**ABOUT THIS EXERCISE:**
The answer must consist of every line in the records below that contains the string "editing".

**DATA RECORDS:**
<<<<

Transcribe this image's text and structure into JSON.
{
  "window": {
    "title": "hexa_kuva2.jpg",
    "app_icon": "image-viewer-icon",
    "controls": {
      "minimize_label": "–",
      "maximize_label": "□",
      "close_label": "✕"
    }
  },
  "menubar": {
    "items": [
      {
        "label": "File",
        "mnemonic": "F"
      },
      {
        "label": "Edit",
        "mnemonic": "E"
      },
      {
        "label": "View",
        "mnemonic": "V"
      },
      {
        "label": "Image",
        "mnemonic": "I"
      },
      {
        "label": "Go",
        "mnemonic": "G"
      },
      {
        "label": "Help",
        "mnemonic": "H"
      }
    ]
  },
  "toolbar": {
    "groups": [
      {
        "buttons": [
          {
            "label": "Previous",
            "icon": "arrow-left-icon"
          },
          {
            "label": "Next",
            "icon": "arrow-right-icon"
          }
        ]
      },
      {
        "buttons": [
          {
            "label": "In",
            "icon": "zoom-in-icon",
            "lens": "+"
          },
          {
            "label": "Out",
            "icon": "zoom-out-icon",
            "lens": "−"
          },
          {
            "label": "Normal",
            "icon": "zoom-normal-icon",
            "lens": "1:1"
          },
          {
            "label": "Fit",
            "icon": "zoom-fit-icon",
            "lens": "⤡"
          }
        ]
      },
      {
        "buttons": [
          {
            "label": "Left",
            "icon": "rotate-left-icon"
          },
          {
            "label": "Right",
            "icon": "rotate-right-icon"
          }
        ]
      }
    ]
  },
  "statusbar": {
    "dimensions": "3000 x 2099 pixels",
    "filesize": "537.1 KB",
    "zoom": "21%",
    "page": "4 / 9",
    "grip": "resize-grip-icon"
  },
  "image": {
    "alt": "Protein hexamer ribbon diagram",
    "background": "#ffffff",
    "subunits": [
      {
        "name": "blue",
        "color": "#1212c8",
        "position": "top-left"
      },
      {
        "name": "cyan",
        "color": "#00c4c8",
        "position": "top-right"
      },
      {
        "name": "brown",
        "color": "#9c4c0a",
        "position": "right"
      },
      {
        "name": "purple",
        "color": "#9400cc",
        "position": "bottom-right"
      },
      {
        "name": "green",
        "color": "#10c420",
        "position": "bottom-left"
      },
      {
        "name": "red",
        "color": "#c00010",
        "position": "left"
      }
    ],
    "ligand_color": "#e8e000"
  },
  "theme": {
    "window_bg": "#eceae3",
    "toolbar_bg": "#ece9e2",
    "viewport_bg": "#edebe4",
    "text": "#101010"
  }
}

>>>>
<<<<

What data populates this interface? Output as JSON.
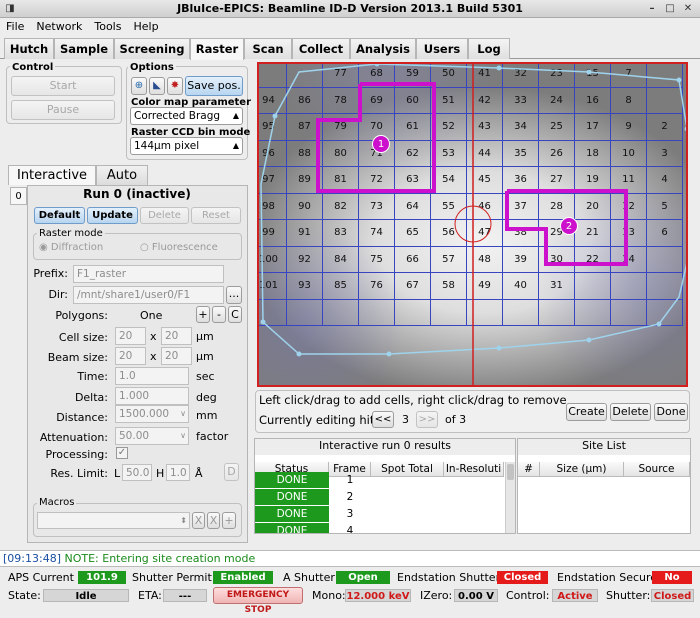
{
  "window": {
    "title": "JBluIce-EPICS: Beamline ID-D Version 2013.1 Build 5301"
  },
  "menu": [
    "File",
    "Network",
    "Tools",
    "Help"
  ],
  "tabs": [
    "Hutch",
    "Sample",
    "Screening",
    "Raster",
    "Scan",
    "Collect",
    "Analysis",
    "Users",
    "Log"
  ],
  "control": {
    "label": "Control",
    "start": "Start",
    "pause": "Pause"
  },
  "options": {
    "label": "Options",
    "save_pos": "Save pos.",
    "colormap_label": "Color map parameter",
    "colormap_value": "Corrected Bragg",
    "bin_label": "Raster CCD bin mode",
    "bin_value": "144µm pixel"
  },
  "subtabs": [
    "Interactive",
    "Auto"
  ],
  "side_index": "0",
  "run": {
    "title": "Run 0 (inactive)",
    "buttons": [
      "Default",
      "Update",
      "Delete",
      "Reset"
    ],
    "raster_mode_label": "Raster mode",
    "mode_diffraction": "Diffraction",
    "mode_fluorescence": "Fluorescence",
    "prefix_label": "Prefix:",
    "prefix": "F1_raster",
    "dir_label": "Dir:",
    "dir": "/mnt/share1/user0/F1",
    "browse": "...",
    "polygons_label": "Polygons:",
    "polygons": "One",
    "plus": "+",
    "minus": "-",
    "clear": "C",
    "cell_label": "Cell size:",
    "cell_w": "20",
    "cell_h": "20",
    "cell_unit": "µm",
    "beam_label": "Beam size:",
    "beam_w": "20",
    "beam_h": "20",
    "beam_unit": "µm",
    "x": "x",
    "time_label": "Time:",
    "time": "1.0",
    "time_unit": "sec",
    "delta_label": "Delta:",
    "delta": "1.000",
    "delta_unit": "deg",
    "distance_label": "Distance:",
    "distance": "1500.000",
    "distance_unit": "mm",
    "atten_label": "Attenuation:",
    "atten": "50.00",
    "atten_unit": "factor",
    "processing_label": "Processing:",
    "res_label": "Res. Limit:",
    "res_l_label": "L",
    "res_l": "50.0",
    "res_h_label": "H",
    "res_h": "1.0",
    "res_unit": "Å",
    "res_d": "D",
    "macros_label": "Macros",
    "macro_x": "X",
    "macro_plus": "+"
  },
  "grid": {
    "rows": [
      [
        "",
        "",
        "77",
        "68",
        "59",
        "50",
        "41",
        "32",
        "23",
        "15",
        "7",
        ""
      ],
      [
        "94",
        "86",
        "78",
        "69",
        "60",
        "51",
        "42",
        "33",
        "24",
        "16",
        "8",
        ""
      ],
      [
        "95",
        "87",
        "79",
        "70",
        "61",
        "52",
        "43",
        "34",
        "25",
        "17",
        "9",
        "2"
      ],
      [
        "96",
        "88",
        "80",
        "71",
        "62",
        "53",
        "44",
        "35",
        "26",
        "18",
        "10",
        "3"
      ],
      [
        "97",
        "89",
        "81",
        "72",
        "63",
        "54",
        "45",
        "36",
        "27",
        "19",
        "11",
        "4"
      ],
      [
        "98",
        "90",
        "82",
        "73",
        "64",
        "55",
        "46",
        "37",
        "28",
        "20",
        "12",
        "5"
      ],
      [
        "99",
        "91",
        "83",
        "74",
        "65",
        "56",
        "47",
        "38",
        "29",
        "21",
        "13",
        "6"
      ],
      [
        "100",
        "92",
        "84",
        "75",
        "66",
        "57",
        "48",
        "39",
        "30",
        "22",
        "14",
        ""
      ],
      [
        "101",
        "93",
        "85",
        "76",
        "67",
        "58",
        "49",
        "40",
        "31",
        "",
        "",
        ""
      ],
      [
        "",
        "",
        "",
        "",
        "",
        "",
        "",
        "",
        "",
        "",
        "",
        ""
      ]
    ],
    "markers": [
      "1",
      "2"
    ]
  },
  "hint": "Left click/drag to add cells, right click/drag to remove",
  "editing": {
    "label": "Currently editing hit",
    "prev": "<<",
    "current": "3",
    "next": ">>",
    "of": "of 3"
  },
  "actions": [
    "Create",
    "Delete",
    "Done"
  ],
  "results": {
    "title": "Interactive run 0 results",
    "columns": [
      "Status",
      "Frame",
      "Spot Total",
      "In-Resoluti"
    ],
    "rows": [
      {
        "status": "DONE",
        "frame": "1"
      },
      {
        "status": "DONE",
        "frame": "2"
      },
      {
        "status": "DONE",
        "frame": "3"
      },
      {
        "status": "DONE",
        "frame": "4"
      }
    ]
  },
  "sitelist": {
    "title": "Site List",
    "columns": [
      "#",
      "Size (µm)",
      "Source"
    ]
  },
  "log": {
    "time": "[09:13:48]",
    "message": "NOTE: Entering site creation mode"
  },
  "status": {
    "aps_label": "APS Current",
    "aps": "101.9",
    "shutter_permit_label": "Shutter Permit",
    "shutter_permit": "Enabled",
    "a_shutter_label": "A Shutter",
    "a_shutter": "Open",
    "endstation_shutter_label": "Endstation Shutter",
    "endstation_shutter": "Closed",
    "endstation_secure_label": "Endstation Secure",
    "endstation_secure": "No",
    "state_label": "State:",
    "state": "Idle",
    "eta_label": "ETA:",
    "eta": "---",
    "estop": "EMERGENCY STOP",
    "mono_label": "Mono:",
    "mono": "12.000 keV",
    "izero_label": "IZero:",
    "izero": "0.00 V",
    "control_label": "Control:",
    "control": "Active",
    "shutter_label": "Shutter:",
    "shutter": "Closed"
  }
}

>>>>
<<<<

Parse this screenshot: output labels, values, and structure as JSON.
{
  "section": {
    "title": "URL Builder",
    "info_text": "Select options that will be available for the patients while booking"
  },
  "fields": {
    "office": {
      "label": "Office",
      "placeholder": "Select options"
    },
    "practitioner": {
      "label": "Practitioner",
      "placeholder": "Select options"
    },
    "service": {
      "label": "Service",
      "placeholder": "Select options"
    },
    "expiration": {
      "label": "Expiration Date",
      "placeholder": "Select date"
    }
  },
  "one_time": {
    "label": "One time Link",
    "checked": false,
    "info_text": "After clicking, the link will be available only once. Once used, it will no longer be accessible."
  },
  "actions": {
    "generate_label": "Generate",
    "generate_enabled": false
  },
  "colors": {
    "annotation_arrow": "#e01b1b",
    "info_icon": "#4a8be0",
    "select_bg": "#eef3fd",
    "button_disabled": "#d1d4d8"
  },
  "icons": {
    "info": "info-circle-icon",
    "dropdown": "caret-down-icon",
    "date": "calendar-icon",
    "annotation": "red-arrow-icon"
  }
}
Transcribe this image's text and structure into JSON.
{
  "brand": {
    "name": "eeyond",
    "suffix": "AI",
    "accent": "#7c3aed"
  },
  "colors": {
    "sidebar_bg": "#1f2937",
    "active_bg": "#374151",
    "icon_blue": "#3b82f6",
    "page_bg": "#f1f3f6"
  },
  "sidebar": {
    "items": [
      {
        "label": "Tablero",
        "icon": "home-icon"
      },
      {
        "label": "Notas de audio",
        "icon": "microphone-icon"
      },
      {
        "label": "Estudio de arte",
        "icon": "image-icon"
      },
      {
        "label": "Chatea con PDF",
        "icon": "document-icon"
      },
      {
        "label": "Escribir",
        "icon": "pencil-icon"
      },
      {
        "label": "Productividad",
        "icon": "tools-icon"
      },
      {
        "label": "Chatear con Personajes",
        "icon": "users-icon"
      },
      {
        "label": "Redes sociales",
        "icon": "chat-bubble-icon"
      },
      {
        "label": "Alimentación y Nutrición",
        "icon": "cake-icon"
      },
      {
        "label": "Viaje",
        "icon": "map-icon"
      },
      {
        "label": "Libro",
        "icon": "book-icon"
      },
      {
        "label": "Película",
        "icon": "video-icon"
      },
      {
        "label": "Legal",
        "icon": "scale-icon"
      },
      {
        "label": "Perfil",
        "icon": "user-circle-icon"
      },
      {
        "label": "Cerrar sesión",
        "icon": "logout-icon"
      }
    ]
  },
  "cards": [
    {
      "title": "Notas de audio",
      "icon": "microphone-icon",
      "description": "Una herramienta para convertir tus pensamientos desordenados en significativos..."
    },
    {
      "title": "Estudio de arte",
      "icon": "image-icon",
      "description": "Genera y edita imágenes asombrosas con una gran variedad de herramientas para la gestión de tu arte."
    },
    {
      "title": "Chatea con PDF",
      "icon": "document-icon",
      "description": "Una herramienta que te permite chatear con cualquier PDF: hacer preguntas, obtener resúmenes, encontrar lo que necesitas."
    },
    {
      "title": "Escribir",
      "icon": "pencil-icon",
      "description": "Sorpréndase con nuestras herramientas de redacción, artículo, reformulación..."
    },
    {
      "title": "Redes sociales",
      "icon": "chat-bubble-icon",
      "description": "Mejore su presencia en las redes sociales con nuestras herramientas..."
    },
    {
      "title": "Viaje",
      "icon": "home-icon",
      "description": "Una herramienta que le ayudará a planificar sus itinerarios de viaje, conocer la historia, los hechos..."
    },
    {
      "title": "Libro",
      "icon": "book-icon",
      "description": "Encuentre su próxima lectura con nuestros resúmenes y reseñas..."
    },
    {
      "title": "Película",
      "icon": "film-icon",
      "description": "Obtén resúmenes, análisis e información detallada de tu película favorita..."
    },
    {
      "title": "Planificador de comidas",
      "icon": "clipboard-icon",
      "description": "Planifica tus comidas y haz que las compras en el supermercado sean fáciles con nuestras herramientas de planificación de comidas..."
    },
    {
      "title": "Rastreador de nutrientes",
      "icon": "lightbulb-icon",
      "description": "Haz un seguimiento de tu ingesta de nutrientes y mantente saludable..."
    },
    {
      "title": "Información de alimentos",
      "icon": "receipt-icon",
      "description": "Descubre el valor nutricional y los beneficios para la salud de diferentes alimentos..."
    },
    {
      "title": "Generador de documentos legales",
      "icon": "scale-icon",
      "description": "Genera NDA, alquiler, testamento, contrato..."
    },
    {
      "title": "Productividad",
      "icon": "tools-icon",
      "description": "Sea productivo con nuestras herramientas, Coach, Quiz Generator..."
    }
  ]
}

>>>>

**ANSWER SECTION:**
  "editing": {
    "label": "Currently editing hit",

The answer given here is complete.